* START PROVIDED DATA *

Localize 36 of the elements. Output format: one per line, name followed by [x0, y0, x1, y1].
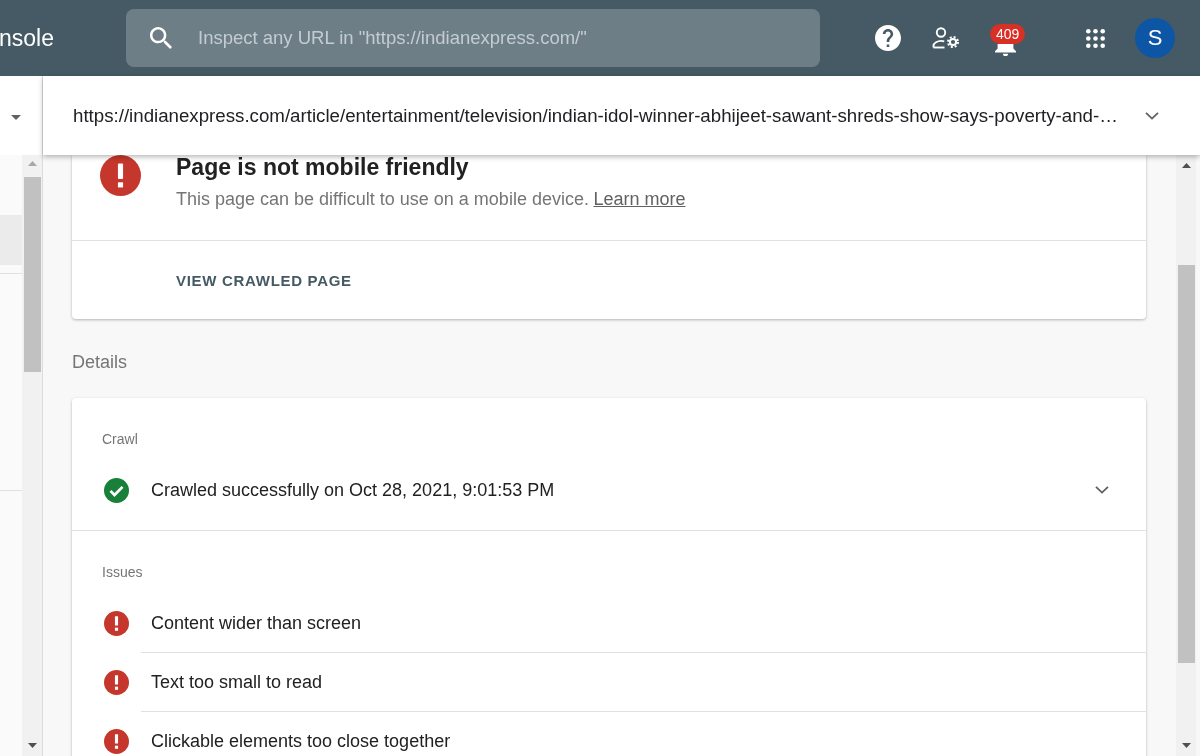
- url-selector[interactable]: https://indianexpress.com/article/entertainment/television/indian-idol-winner-abhijeet-sawant-shreds-show-says-poverty-and-…: [43, 76, 1200, 155]
- scrollbar[interactable]: [1176, 155, 1196, 756]
- bell-icon[interactable]: [995, 43, 1016, 57]
- notification-count: 409: [990, 23, 1026, 44]
- search-icon: [150, 27, 172, 49]
- status-text: Crawled successfully on Oct 28, 2021, 9:01:53 PM: [151, 479, 555, 501]
- view-crawled-page-button[interactable]: VIEW CRAWLED PAGE: [168, 263, 360, 297]
- section-label: Issues: [102, 564, 144, 580]
- expand-chevron-icon[interactable]: [1145, 111, 1159, 120]
- avatar[interactable]: S: [1135, 18, 1175, 58]
- scroll-down-arrow-icon[interactable]: [27, 742, 37, 748]
- result-description: This page can be difficult to use on a mobile device. Learn more: [176, 188, 687, 210]
- person-gear-icon[interactable]: [932, 27, 960, 49]
- scroll-up-arrow-icon[interactable]: [1181, 162, 1191, 168]
- learn-more-link[interactable]: Learn more: [593, 189, 686, 209]
- expand-chevron-icon[interactable]: [1095, 486, 1109, 494]
- dropdown-caret-icon[interactable]: [11, 114, 21, 120]
- check-circle-icon: [104, 478, 129, 503]
- result-title: Page is not mobile friendly: [176, 155, 470, 179]
- scrollbar-thumb[interactable]: [23, 177, 41, 372]
- section-label: Crawl: [102, 431, 139, 447]
- exclamation-circle-icon: [104, 611, 129, 636]
- status-text: Content wider than screen: [151, 612, 362, 634]
- search-input[interactable]: Inspect any URL in "https://indianexpress.com/": [198, 26, 796, 50]
- scrollbar-thumb[interactable]: [1177, 265, 1195, 663]
- status-text: Text too small to read: [151, 671, 323, 693]
- search-field[interactable]: Inspect any URL in "https://indianexpress.com/": [126, 9, 820, 67]
- exclamation-circle-icon: [104, 670, 129, 695]
- apps-grid-icon[interactable]: [1086, 28, 1105, 48]
- details-heading: Details: [72, 352, 129, 372]
- app-title: nsole: [0, 24, 54, 52]
- inspected-url: https://indianexpress.com/article/entertainment/television/indian-idol-winner-abhijeet-sawant-shreds-show-says-poverty-and-…: [73, 104, 1118, 127]
- status-text: Clickable elements too close together: [151, 730, 451, 752]
- scroll-down-arrow-icon[interactable]: [1181, 742, 1191, 748]
- scrollbar[interactable]: [22, 155, 42, 756]
- help-icon[interactable]: [875, 25, 901, 51]
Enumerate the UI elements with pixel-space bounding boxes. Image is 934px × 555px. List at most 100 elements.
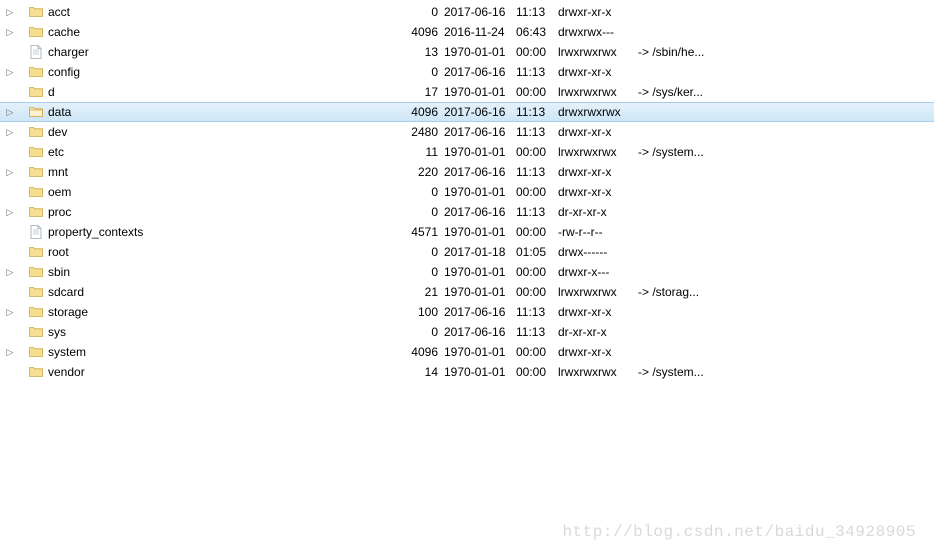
- tree-row[interactable]: sys02017-06-1611:13dr-xr-xr-x: [0, 322, 934, 342]
- file-date: 1970-01-01: [444, 142, 516, 162]
- folder-icon: [28, 344, 44, 360]
- file-name: mnt: [48, 162, 404, 182]
- folder-icon: [28, 184, 44, 200]
- expand-icon[interactable]: ▷: [4, 122, 16, 142]
- file-date: 2017-06-16: [444, 62, 516, 82]
- folder-icon: [28, 84, 44, 100]
- tree-row[interactable]: vendor141970-01-0100:00lrwxrwxrwx-> /sys…: [0, 362, 934, 382]
- expand-icon[interactable]: ▷: [4, 302, 16, 322]
- file-name: root: [48, 242, 404, 262]
- file-permissions: dr-xr-xr-x: [558, 202, 638, 222]
- folder-icon: [28, 244, 44, 260]
- expand-icon[interactable]: ▷: [4, 262, 16, 282]
- file-size: 100: [404, 302, 444, 322]
- file-permissions: drwx------: [558, 242, 638, 262]
- file-name: sdcard: [48, 282, 404, 302]
- file-size: 220: [404, 162, 444, 182]
- file-permissions: drwxr-x---: [558, 262, 638, 282]
- file-time: 11:13: [516, 202, 558, 222]
- folder-icon: [28, 144, 44, 160]
- file-permissions: -rw-r--r--: [558, 222, 638, 242]
- file-name: property_contexts: [48, 222, 404, 242]
- folder-icon: [28, 4, 44, 20]
- file-date: 2017-01-18: [444, 242, 516, 262]
- expand-icon[interactable]: ▷: [4, 202, 16, 222]
- folder-icon: [28, 284, 44, 300]
- file-permissions: drwxr-xr-x: [558, 2, 638, 22]
- file-date: 2017-06-16: [444, 162, 516, 182]
- file-icon: [28, 224, 44, 240]
- file-permissions: lrwxrwxrwx: [558, 42, 638, 62]
- file-icon: [28, 44, 44, 60]
- symlink-target: -> /sys/ker...: [638, 82, 728, 102]
- tree-row[interactable]: sdcard211970-01-0100:00lrwxrwxrwx-> /sto…: [0, 282, 934, 302]
- file-permissions: dr-xr-xr-x: [558, 322, 638, 342]
- file-date: 2017-06-16: [444, 2, 516, 22]
- file-tree[interactable]: ▷acct02017-06-1611:13drwxr-xr-x▷cache409…: [0, 0, 934, 382]
- file-name: sys: [48, 322, 404, 342]
- file-date: 2017-06-16: [444, 103, 516, 121]
- tree-row[interactable]: ▷config02017-06-1611:13drwxr-xr-x: [0, 62, 934, 82]
- file-date: 1970-01-01: [444, 262, 516, 282]
- file-name: data: [48, 103, 404, 121]
- file-size: 0: [404, 322, 444, 342]
- symlink-target: -> /system...: [638, 362, 728, 382]
- file-date: 1970-01-01: [444, 42, 516, 62]
- file-time: 00:00: [516, 262, 558, 282]
- file-time: 06:43: [516, 22, 558, 42]
- file-name: d: [48, 82, 404, 102]
- file-time: 00:00: [516, 182, 558, 202]
- file-date: 1970-01-01: [444, 182, 516, 202]
- tree-row[interactable]: property_contexts45711970-01-0100:00-rw-…: [0, 222, 934, 242]
- file-size: 0: [404, 262, 444, 282]
- file-size: 17: [404, 82, 444, 102]
- file-time: 11:13: [516, 62, 558, 82]
- tree-row[interactable]: oem01970-01-0100:00drwxr-xr-x: [0, 182, 934, 202]
- watermark-text: http://blog.csdn.net/baidu_34928905: [562, 523, 916, 541]
- file-date: 1970-01-01: [444, 282, 516, 302]
- tree-row[interactable]: ▷acct02017-06-1611:13drwxr-xr-x: [0, 2, 934, 22]
- folder-icon: [28, 124, 44, 140]
- tree-row[interactable]: charger131970-01-0100:00lrwxrwxrwx-> /sb…: [0, 42, 934, 62]
- expand-icon[interactable]: ▷: [4, 62, 16, 82]
- expand-icon[interactable]: ▷: [4, 22, 16, 42]
- file-time: 11:13: [516, 162, 558, 182]
- tree-row[interactable]: ▷system40961970-01-0100:00drwxr-xr-x: [0, 342, 934, 362]
- file-name: dev: [48, 122, 404, 142]
- tree-row[interactable]: ▷cache40962016-11-2406:43drwxrwx---: [0, 22, 934, 42]
- file-name: cache: [48, 22, 404, 42]
- tree-row[interactable]: ▷dev24802017-06-1611:13drwxr-xr-x: [0, 122, 934, 142]
- expand-icon[interactable]: ▷: [4, 342, 16, 362]
- file-size: 0: [404, 2, 444, 22]
- file-time: 11:13: [516, 103, 558, 121]
- file-permissions: drwxrwxrwx: [558, 103, 638, 121]
- file-name: proc: [48, 202, 404, 222]
- symlink-target: -> /sbin/he...: [638, 42, 728, 62]
- expand-icon[interactable]: ▷: [4, 2, 16, 22]
- file-permissions: drwxr-xr-x: [558, 342, 638, 362]
- expand-icon[interactable]: ▷: [4, 162, 16, 182]
- file-date: 2017-06-16: [444, 122, 516, 142]
- file-date: 2017-06-16: [444, 302, 516, 322]
- file-name: vendor: [48, 362, 404, 382]
- file-size: 4096: [404, 342, 444, 362]
- file-size: 21: [404, 282, 444, 302]
- tree-row[interactable]: etc111970-01-0100:00lrwxrwxrwx-> /system…: [0, 142, 934, 162]
- file-name: system: [48, 342, 404, 362]
- file-size: 13: [404, 42, 444, 62]
- folder-open-icon: [28, 104, 44, 120]
- expand-icon[interactable]: ▷: [4, 103, 16, 121]
- tree-row[interactable]: ▷sbin01970-01-0100:00drwxr-x---: [0, 262, 934, 282]
- file-permissions: lrwxrwxrwx: [558, 362, 638, 382]
- tree-row[interactable]: ▷ mnt2202017-06-1611:13drwxr-xr-x: [0, 162, 934, 182]
- tree-row[interactable]: d171970-01-0100:00lrwxrwxrwx-> /sys/ker.…: [0, 82, 934, 102]
- folder-icon: [28, 364, 44, 380]
- file-time: 00:00: [516, 82, 558, 102]
- tree-row[interactable]: ▷data40962017-06-1611:13drwxrwxrwx: [0, 102, 934, 122]
- file-permissions: drwxr-xr-x: [558, 162, 638, 182]
- symlink-target: -> /system...: [638, 142, 728, 162]
- tree-row[interactable]: ▷proc02017-06-1611:13dr-xr-xr-x: [0, 202, 934, 222]
- tree-row[interactable]: ▷storage1002017-06-1611:13drwxr-xr-x: [0, 302, 934, 322]
- tree-row[interactable]: root02017-01-1801:05drwx------: [0, 242, 934, 262]
- file-time: 11:13: [516, 122, 558, 142]
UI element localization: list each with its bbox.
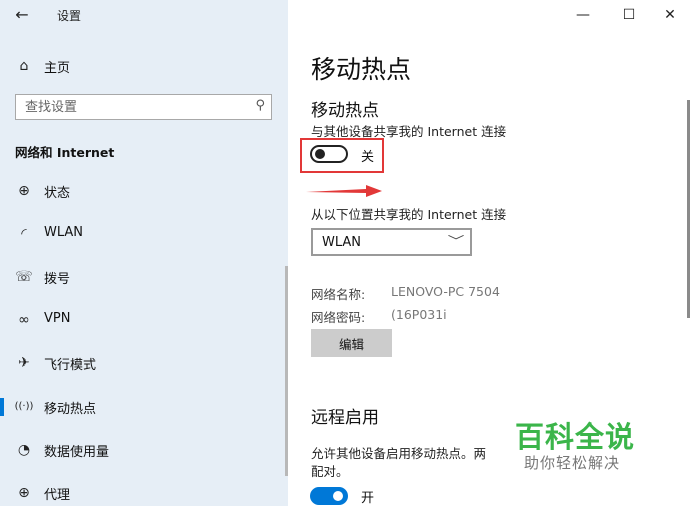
sidebar-item-wlan[interactable]: ◜ WLAN <box>0 216 288 252</box>
window-title: 设置 <box>57 9 82 23</box>
search-icon[interactable]: ⚲ <box>255 98 265 113</box>
sidebar-item-status[interactable]: ⊕ 状态 <box>0 173 288 209</box>
data-usage-icon: ◔ <box>17 442 31 458</box>
sidebar-item-vpn[interactable]: ∞ VPN <box>0 302 288 338</box>
hotspot-toggle[interactable] <box>310 145 348 163</box>
network-name-label: 网络名称: <box>311 287 366 302</box>
sidebar-item-mobile-hotspot[interactable]: ((·)) 移动热点 <box>0 389 288 425</box>
sidebar-item-label: 代理 <box>44 488 71 503</box>
vpn-icon: ∞ <box>18 312 30 328</box>
share-from-value: WLAN <box>322 235 362 250</box>
globe-icon: ⊕ <box>18 183 30 199</box>
sidebar-item-label: WLAN <box>44 225 84 240</box>
hotspot-heading: 移动热点 <box>311 101 379 121</box>
sidebar: ← 设置 ⌂ 主页 ⚲ 网络和 Internet ⊕ 状态 ◜ WLAN ☏ 拨… <box>0 0 288 506</box>
maximize-icon: ☐ <box>622 7 636 23</box>
close-button[interactable]: ✕ <box>655 5 685 25</box>
title-bar: ← 设置 <box>0 0 288 30</box>
red-arrow-annotation <box>306 185 382 197</box>
section-header: 网络和 Internet <box>15 145 115 160</box>
sidebar-item-home[interactable]: ⌂ 主页 <box>0 48 288 84</box>
back-button[interactable]: ← <box>10 4 34 26</box>
chevron-down-icon: ﹀ <box>447 234 465 248</box>
remote-toggle[interactable] <box>310 487 348 505</box>
sidebar-item-label: 主页 <box>44 61 71 76</box>
remote-heading: 远程启用 <box>311 408 379 428</box>
network-password-label: 网络密码: <box>311 310 366 325</box>
sidebar-item-label: 飞行模式 <box>44 358 97 373</box>
sidebar-item-label: 状态 <box>44 186 71 201</box>
back-arrow-icon: ← <box>15 5 29 24</box>
network-password-value: (16P031i <box>391 307 447 322</box>
proxy-icon: ⊕ <box>18 485 30 501</box>
sidebar-item-label: VPN <box>44 311 71 326</box>
close-icon: ✕ <box>664 7 676 23</box>
toggle-knob <box>333 491 343 501</box>
edit-button[interactable]: 编辑 <box>311 329 392 357</box>
wifi-icon: ◜ <box>21 226 27 242</box>
maximize-button[interactable]: ☐ <box>614 5 644 25</box>
search-box: ⚲ <box>15 94 272 120</box>
main-scrollbar[interactable] <box>687 100 690 318</box>
hotspot-icon: ((·)) <box>14 401 34 412</box>
sidebar-item-dialup[interactable]: ☏ 拨号 <box>0 259 288 295</box>
sidebar-item-label: 数据使用量 <box>44 445 110 460</box>
home-icon: ⌂ <box>19 58 29 74</box>
sidebar-item-airplane-mode[interactable]: ✈ 飞行模式 <box>0 345 288 381</box>
minimize-icon: — <box>576 7 590 23</box>
share-from-select[interactable]: WLAN ﹀ <box>311 228 472 256</box>
remote-description-line2: 配对。 <box>311 464 349 479</box>
hotspot-toggle-state: 关 <box>361 150 375 165</box>
main-content: — ☐ ✕ 移动热点 移动热点 与其他设备共享我的 Internet 连接 关 … <box>288 0 692 506</box>
phone-icon: ☏ <box>15 269 33 285</box>
minimize-button[interactable]: — <box>568 5 598 25</box>
watermark-subtitle: 助你轻松解决 <box>524 454 621 472</box>
page-title: 移动热点 <box>311 55 412 84</box>
sidebar-item-data-usage[interactable]: ◔ 数据使用量 <box>0 432 288 468</box>
remote-toggle-state: 开 <box>361 491 375 506</box>
share-from-label: 从以下位置共享我的 Internet 连接 <box>311 207 507 222</box>
sidebar-item-label: 移动热点 <box>44 402 97 417</box>
watermark-logo: 百科全说 <box>515 420 636 454</box>
network-name-value: LENOVO-PC 7504 <box>391 284 500 299</box>
sidebar-item-label: 拨号 <box>44 272 71 287</box>
toggle-knob <box>315 149 325 159</box>
airplane-icon: ✈ <box>18 355 30 371</box>
remote-description-line1: 允许其他设备启用移动热点。两 <box>311 446 487 461</box>
search-input[interactable] <box>16 95 245 119</box>
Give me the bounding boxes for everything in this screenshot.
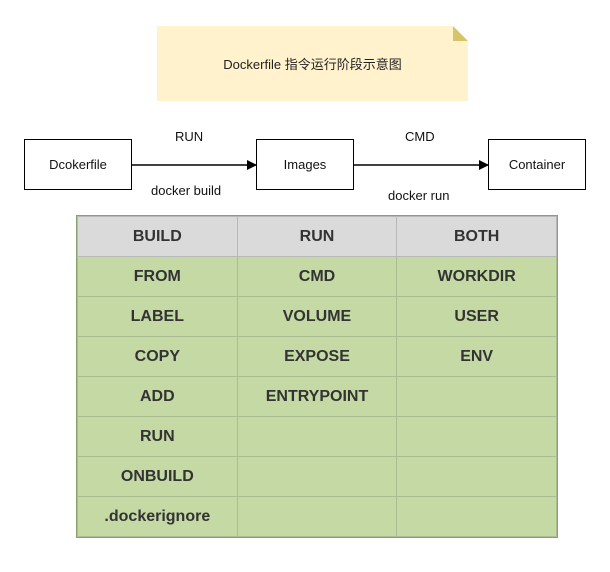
table-cell <box>236 456 398 497</box>
table-cell <box>396 496 557 537</box>
table-row: ADD ENTRYPOINT <box>77 376 557 417</box>
table-cell: ENV <box>396 336 557 377</box>
table-header-row: BUILD RUN BOTH <box>77 216 557 257</box>
header-both: BOTH <box>396 216 557 257</box>
table-cell: CMD <box>236 256 398 297</box>
node-container: Container <box>488 139 586 190</box>
edge-build-bottom-label: docker build <box>151 183 222 198</box>
table-cell: WORKDIR <box>396 256 557 297</box>
table-cell: ADD <box>77 376 238 417</box>
table-cell: EXPOSE <box>236 336 398 377</box>
table-cell: ONBUILD <box>77 456 238 497</box>
table-cell <box>396 416 557 457</box>
table-row: FROM CMD WORKDIR <box>77 256 557 297</box>
edge-run-bottom-label: docker run <box>388 188 450 203</box>
table-cell: .dockerignore <box>77 496 238 537</box>
node-images: Images <box>256 139 354 190</box>
table-cell: USER <box>396 296 557 337</box>
table-cell <box>236 416 398 457</box>
table-cell: VOLUME <box>236 296 398 337</box>
table-row: COPY EXPOSE ENV <box>77 336 557 377</box>
table-row: .dockerignore <box>77 496 557 537</box>
table-cell <box>396 376 557 417</box>
table-row: LABEL VOLUME USER <box>77 296 557 337</box>
node-dockerfile: Dcokerfile <box>24 139 132 190</box>
edge-run-top-label: CMD <box>405 129 435 144</box>
table-row: RUN <box>77 416 557 457</box>
table-cell: ENTRYPOINT <box>236 376 398 417</box>
header-build: BUILD <box>77 216 238 257</box>
table-cell <box>236 496 398 537</box>
table-row: ONBUILD <box>77 456 557 497</box>
instruction-table: BUILD RUN BOTH FROM CMD WORKDIR LABEL VO… <box>76 215 558 538</box>
table-cell: RUN <box>77 416 238 457</box>
header-run: RUN <box>236 216 398 257</box>
table-cell: LABEL <box>77 296 238 337</box>
edge-build-top-label: RUN <box>175 129 204 144</box>
table-cell: COPY <box>77 336 238 377</box>
table-cell <box>396 456 557 497</box>
table-cell: FROM <box>77 256 238 297</box>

* END PROVIDED DATA *

-- GOAL --
Copy the lines of the material exactly, everything from the line containing "sidebar-item-wlan[interactable]: ◜ WLAN" down to the line containing "globe-icon: ⊕ <box>18 183 30 199</box>", both included.

-- WRITTEN SOLUTION --
sidebar-item-wlan[interactable]: ◜ WLAN <box>0 216 288 252</box>
window-title: 设置 <box>57 9 82 23</box>
search-icon[interactable]: ⚲ <box>255 98 265 113</box>
sidebar-item-status[interactable]: ⊕ 状态 <box>0 173 288 209</box>
data-usage-icon: ◔ <box>17 442 31 458</box>
sidebar-item-vpn[interactable]: ∞ VPN <box>0 302 288 338</box>
hotspot-toggle[interactable] <box>310 145 348 163</box>
network-name-label: 网络名称: <box>311 287 366 302</box>
sidebar-item-mobile-hotspot[interactable]: ((·)) 移动热点 <box>0 389 288 425</box>
sidebar-item-label: 代理 <box>44 488 71 503</box>
vpn-icon: ∞ <box>18 312 30 328</box>
share-from-value: WLAN <box>322 235 362 250</box>
globe-icon: ⊕ <box>18 183 30 199</box>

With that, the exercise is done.